══ Input data

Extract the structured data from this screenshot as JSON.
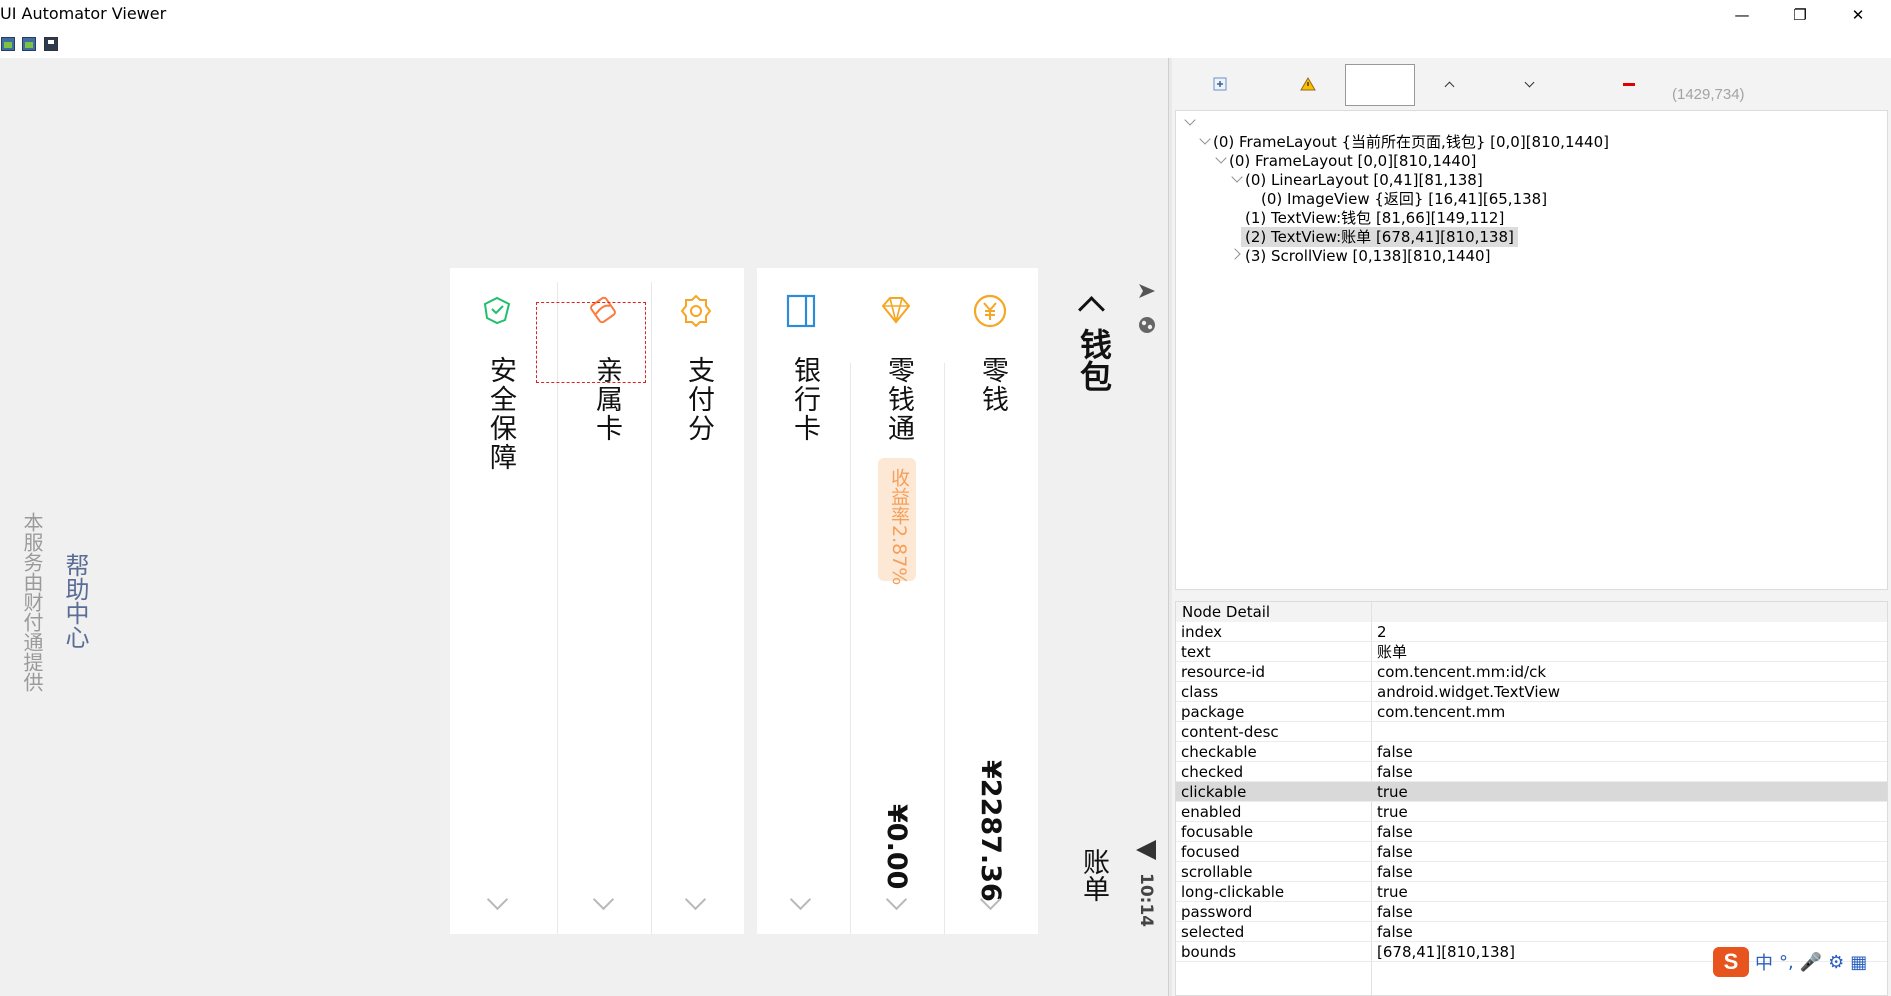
{
  "window": {
    "title": "UI Automator Viewer",
    "minimize_glyph": "—",
    "restore_glyph": "❐",
    "close_glyph": "✕"
  },
  "toolbar": {
    "icons": [
      "device-screenshot-icon",
      "device-screenshot-compressed-icon",
      "save-icon"
    ]
  },
  "phone": {
    "title": "钱包",
    "back_glyph": "〈",
    "bill": "账单",
    "status_time": "10:14",
    "items": [
      {
        "label": "零钱",
        "value": "¥2287.36",
        "icon_color": "#f6a623"
      },
      {
        "label": "零钱通",
        "badge": "收益率2.87%",
        "value": "¥0.00",
        "icon_color": "#f6a623"
      },
      {
        "label": "银行卡",
        "icon_color": "#2f8bd6"
      },
      {
        "label": "支付分",
        "icon_color": "#f6a623"
      },
      {
        "label": "亲属卡",
        "icon_color": "#fb7a3c"
      },
      {
        "label": "安全保障",
        "icon_color": "#1fbf6b"
      }
    ],
    "help_center": "帮助中心",
    "service_note": "本服务由财付通提供"
  },
  "right_toolbar": {
    "coordinate": "(1429,734)"
  },
  "tree": [
    {
      "text": "(0) FrameLayout {当前所在页面,钱包} [0,0][810,1440]"
    },
    {
      "text": "(0) FrameLayout [0,0][810,1440]"
    },
    {
      "text": "(0) LinearLayout [0,41][81,138]"
    },
    {
      "text": "(0) ImageView {返回} [16,41][65,138]"
    },
    {
      "text": "(1) TextView:钱包 [81,66][149,112]"
    },
    {
      "text": "(2) TextView:账单 [678,41][810,138]"
    },
    {
      "text": "(3) ScrollView [0,138][810,1440]"
    }
  ],
  "detail": {
    "header": "Node Detail",
    "rows": [
      {
        "key": "index",
        "value": "2"
      },
      {
        "key": "text",
        "value": "账单"
      },
      {
        "key": "resource-id",
        "value": "com.tencent.mm:id/ck"
      },
      {
        "key": "class",
        "value": "android.widget.TextView"
      },
      {
        "key": "package",
        "value": "com.tencent.mm"
      },
      {
        "key": "content-desc",
        "value": ""
      },
      {
        "key": "checkable",
        "value": "false"
      },
      {
        "key": "checked",
        "value": "false"
      },
      {
        "key": "clickable",
        "value": "true"
      },
      {
        "key": "enabled",
        "value": "true"
      },
      {
        "key": "focusable",
        "value": "false"
      },
      {
        "key": "focused",
        "value": "false"
      },
      {
        "key": "scrollable",
        "value": "false"
      },
      {
        "key": "long-clickable",
        "value": "true"
      },
      {
        "key": "password",
        "value": "false"
      },
      {
        "key": "selected",
        "value": "false"
      },
      {
        "key": "bounds",
        "value": "[678,41][810,138]"
      }
    ]
  },
  "ime": {
    "logo": "S",
    "glyphs": [
      "中",
      "°,",
      "🎤",
      "⚙",
      "▦"
    ]
  }
}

════

The task> Report back each line of the entries that holds the string "FrameLayout".

Written reply>
      "text": "(0) FrameLayout {当前所在页面,钱包} [0,0][810,1440]"
      "text": "(0) FrameLayout [0,0][810,1440]"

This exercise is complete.